▸ Written instruction:
Can you quote the records below in full, word for word?
·····
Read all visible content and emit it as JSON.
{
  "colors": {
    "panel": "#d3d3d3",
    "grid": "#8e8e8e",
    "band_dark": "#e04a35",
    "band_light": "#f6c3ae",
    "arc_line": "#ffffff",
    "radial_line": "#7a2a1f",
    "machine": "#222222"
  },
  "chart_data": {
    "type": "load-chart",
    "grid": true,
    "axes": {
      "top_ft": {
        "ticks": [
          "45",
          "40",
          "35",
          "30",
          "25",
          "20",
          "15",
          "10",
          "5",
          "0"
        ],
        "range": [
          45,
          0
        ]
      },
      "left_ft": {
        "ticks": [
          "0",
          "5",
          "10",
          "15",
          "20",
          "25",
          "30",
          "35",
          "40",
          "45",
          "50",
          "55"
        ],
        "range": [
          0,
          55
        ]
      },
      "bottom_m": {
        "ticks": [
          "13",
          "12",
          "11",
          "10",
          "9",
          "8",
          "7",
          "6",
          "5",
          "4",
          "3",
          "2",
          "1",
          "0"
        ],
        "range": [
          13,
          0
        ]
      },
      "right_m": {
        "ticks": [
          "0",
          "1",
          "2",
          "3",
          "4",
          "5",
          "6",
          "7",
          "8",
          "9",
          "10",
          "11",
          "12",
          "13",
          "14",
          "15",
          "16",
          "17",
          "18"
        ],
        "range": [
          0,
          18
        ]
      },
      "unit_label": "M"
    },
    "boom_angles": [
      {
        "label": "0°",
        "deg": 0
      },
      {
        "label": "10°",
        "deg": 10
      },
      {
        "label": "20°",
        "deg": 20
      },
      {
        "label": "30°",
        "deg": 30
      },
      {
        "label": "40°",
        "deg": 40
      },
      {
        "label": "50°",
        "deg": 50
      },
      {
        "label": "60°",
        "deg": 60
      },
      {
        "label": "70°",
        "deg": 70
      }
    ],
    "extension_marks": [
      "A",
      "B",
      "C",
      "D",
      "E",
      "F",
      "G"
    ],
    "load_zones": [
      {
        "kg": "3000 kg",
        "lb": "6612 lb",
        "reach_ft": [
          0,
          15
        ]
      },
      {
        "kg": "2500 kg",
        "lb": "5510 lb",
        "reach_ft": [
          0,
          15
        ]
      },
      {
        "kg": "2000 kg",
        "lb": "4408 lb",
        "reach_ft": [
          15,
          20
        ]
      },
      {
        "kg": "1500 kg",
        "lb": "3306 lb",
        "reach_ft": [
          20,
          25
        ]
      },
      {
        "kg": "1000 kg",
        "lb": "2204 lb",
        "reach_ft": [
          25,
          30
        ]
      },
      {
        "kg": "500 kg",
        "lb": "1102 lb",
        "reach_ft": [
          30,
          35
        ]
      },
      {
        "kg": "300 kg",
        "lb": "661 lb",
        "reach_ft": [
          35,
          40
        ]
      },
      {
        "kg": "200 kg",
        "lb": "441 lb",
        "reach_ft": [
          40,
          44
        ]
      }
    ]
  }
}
·····
▸ Solved exercise:
Read all visible content and emit it as JSON.
{
  "colors": {
    "panel": "#d3d3d3",
    "grid": "#8e8e8e",
    "band_dark": "#e04a35",
    "band_light": "#f6c3ae",
    "arc_line": "#ffffff",
    "radial_line": "#7a2a1f",
    "machine": "#222222"
  },
  "chart_data": {
    "type": "load-chart",
    "grid": true,
    "axes": {
      "top_ft": {
        "ticks": [
          "45",
          "40",
          "35",
          "30",
          "25",
          "20",
          "15",
          "10",
          "5",
          "0"
        ],
        "range": [
          45,
          0
        ]
      },
      "left_ft": {
        "ticks": [
          "0",
          "5",
          "10",
          "15",
          "20",
          "25",
          "30",
          "35",
          "40",
          "45",
          "50",
          "55"
        ],
        "range": [
          0,
          55
        ]
      },
      "bottom_m": {
        "ticks": [
          "13",
          "12",
          "11",
          "10",
          "9",
          "8",
          "7",
          "6",
          "5",
          "4",
          "3",
          "2",
          "1",
          "0"
        ],
        "range": [
          13,
          0
        ]
      },
      "right_m": {
        "ticks": [
          "0",
          "1",
          "2",
          "3",
          "4",
          "5",
          "6",
          "7",
          "8",
          "9",
          "10",
          "11",
          "12",
          "13",
          "14",
          "15",
          "16",
          "17",
          "18"
        ],
        "range": [
          0,
          18
        ]
      },
      "unit_label": "M"
    },
    "boom_angles": [
      {
        "label": "0°",
        "deg": 0
      },
      {
        "label": "10°",
        "deg": 10
      },
      {
        "label": "20°",
        "deg": 20
      },
      {
        "label": "30°",
        "deg": 30
      },
      {
        "label": "40°",
        "deg": 40
      },
      {
        "label": "50°",
        "deg": 50
      },
      {
        "label": "60°",
        "deg": 60
      },
      {
        "label": "70°",
        "deg": 70
      }
    ],
    "extension_marks": [
      "A",
      "B",
      "C",
      "D",
      "E",
      "F",
      "G"
    ],
    "load_zones": [
      {
        "kg": "3000 kg",
        "lb": "6612 lb",
        "reach_ft": [
          0,
          15
        ]
      },
      {
        "kg": "2500 kg",
        "lb": "5510 lb",
        "reach_ft": [
          0,
          15
        ]
      },
      {
        "kg": "2000 kg",
        "lb": "4408 lb",
        "reach_ft": [
          15,
          20
        ]
      },
      {
        "kg": "1500 kg",
        "lb": "3306 lb",
        "reach_ft": [
          20,
          25
        ]
      },
      {
        "kg": "1000 kg",
        "lb": "2204 lb",
        "reach_ft": [
          25,
          30
        ]
      },
      {
        "kg": "500 kg",
        "lb": "1102 lb",
        "reach_ft": [
          30,
          35
        ]
      },
      {
        "kg": "300 kg",
        "lb": "661 lb",
        "reach_ft": [
          35,
          40
        ]
      },
      {
        "kg": "200 kg",
        "lb": "441 lb",
        "reach_ft": [
          40,
          44
        ]
      }
    ]
  }
}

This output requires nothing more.